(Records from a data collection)
Start
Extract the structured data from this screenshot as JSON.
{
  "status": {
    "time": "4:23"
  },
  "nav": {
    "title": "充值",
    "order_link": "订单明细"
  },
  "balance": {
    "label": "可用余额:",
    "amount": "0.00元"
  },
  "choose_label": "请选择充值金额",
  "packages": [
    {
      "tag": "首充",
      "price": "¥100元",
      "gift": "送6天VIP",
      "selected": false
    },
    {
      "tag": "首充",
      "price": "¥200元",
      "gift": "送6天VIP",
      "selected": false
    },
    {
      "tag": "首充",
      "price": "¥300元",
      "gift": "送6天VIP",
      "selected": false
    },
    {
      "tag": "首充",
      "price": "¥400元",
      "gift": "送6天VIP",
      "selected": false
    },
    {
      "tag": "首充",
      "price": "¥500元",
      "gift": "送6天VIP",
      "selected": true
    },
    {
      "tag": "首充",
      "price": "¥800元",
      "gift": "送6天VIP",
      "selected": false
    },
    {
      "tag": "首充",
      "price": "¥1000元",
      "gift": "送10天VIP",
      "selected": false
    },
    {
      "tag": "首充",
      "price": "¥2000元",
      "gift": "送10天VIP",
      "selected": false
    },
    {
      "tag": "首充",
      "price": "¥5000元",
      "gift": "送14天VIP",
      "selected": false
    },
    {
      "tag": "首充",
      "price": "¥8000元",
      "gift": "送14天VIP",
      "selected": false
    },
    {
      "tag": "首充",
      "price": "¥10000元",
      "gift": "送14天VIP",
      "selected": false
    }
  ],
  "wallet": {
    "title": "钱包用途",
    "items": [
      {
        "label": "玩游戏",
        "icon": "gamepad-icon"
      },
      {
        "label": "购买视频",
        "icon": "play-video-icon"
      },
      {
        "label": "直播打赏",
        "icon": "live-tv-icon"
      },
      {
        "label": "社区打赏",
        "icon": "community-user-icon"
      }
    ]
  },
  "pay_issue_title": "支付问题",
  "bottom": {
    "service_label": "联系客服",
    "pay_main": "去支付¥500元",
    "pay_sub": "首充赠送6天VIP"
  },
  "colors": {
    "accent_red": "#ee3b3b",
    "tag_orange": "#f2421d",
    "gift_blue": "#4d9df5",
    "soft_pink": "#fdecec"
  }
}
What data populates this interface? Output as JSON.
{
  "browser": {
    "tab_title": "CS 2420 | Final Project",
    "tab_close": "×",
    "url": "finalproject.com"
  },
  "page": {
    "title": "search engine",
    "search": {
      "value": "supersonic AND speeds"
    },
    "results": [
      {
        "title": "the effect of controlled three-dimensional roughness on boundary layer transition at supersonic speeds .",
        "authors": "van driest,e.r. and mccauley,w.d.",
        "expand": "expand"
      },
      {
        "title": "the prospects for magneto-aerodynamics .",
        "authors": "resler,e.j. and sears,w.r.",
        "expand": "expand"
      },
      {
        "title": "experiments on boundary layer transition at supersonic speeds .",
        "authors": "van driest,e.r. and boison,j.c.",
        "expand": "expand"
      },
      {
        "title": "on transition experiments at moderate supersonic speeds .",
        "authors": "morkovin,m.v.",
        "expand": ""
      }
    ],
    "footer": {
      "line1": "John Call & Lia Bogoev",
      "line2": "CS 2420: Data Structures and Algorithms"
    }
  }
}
End
● WHAT NEEDS TO BE DONE
Check every line of the material for the string "boundary" and give the number of lines that have it, without anything else.

● SOLUTION
2